Exercise: Copy out the records in full, word for word, without pictures.

Exercise data:

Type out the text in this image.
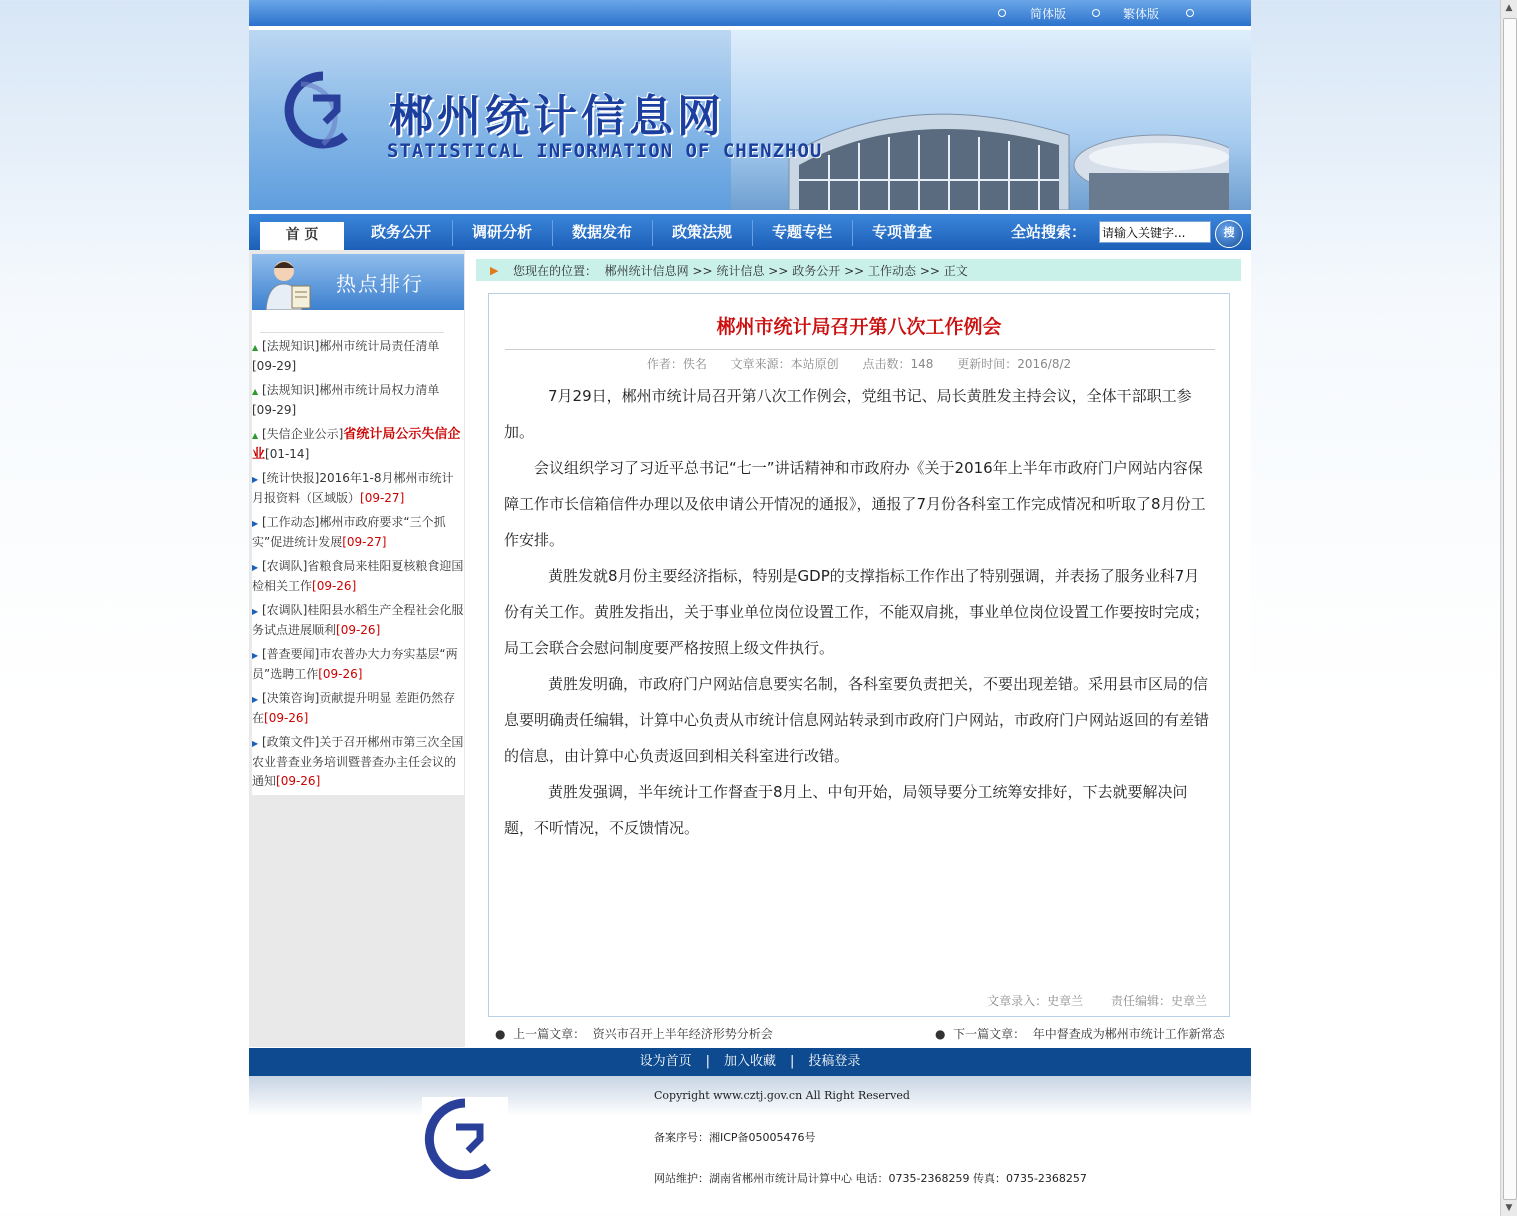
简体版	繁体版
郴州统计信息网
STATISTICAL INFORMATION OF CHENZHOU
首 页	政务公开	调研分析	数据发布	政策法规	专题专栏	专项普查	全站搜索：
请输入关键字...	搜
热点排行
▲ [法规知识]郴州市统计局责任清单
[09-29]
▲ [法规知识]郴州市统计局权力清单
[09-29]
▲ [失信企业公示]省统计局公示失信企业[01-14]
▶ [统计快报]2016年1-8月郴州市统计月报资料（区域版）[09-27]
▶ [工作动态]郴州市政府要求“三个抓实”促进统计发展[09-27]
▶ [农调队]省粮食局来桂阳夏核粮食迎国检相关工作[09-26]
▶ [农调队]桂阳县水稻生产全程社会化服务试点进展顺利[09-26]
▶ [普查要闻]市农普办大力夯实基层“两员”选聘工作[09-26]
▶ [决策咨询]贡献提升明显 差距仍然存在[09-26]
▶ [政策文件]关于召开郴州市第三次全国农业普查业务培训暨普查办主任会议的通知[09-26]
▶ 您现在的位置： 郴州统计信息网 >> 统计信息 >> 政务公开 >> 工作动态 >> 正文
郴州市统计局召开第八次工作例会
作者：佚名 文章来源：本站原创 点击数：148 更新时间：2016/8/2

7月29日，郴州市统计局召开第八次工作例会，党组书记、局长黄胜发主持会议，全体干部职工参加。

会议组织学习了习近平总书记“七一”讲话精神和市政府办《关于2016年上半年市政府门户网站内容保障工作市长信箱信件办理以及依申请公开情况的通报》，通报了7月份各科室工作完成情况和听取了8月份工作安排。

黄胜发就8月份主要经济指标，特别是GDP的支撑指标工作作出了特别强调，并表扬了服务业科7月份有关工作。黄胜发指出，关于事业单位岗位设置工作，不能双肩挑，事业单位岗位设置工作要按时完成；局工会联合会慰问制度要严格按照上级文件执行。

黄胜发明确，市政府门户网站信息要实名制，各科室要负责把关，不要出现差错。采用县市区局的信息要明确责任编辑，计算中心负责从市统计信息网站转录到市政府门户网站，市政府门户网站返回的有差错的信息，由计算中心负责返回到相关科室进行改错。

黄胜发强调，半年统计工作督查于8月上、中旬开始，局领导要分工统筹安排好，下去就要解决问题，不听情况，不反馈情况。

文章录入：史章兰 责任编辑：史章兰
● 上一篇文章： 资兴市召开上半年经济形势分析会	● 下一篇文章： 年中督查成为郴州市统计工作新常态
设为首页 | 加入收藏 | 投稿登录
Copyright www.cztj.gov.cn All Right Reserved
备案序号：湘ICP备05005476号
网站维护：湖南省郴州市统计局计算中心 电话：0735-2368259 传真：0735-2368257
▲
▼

Task answer:
Type out the text in this image.
简体版	繁体版
郴州统计信息网
STATISTICAL INFORMATION OF CHENZHOU
首 页	政务公开	调研分析	数据发布	政策法规	专题专栏	专项普查	全站搜索：
请输入关键字...	搜
热点排行
▲ [法规知识]郴州市统计局责任清单
[09-29]
▲ [法规知识]郴州市统计局权力清单
[09-29]
▲ [失信企业公示]省统计局公示失信企业[01-14]
▶ [统计快报]2016年1-8月郴州市统计月报资料（区域版）[09-27]
▶ [工作动态]郴州市政府要求“三个抓实”促进统计发展[09-27]
▶ [农调队]省粮食局来桂阳夏核粮食迎国检相关工作[09-26]
▶ [农调队]桂阳县水稻生产全程社会化服务试点进展顺利[09-26]
▶ [普查要闻]市农普办大力夯实基层“两员”选聘工作[09-26]
▶ [决策咨询]贡献提升明显 差距仍然存在[09-26]
▶ [政策文件]关于召开郴州市第三次全国农业普查业务培训暨普查办主任会议的通知[09-26]
▶ 您现在的位置： 郴州统计信息网 >> 统计信息 >> 政务公开 >> 工作动态 >> 正文
郴州市统计局召开第八次工作例会
作者：佚名 文章来源：本站原创 点击数：148 更新时间：2016/8/2

7月29日，郴州市统计局召开第八次工作例会，党组书记、局长黄胜发主持会议，全体干部职工参加。

会议组织学习了习近平总书记“七一”讲话精神和市政府办《关于2016年上半年市政府门户网站内容保障工作市长信箱信件办理以及依申请公开情况的通报》，通报了7月份各科室工作完成情况和听取了8月份工作安排。

黄胜发就8月份主要经济指标，特别是GDP的支撑指标工作作出了特别强调，并表扬了服务业科7月份有关工作。黄胜发指出，关于事业单位岗位设置工作，不能双肩挑，事业单位岗位设置工作要按时完成；局工会联合会慰问制度要严格按照上级文件执行。

黄胜发明确，市政府门户网站信息要实名制，各科室要负责把关，不要出现差错。采用县市区局的信息要明确责任编辑，计算中心负责从市统计信息网站转录到市政府门户网站，市政府门户网站返回的有差错的信息，由计算中心负责返回到相关科室进行改错。

黄胜发强调，半年统计工作督查于8月上、中旬开始，局领导要分工统筹安排好，下去就要解决问题，不听情况，不反馈情况。

文章录入：史章兰 责任编辑：史章兰
● 上一篇文章： 资兴市召开上半年经济形势分析会	● 下一篇文章： 年中督查成为郴州市统计工作新常态
设为首页 | 加入收藏 | 投稿登录
Copyright www.cztj.gov.cn All Right Reserved
备案序号：湘ICP备05005476号
网站维护：湖南省郴州市统计局计算中心 电话：0735-2368259 传真：0735-2368257
▲
▼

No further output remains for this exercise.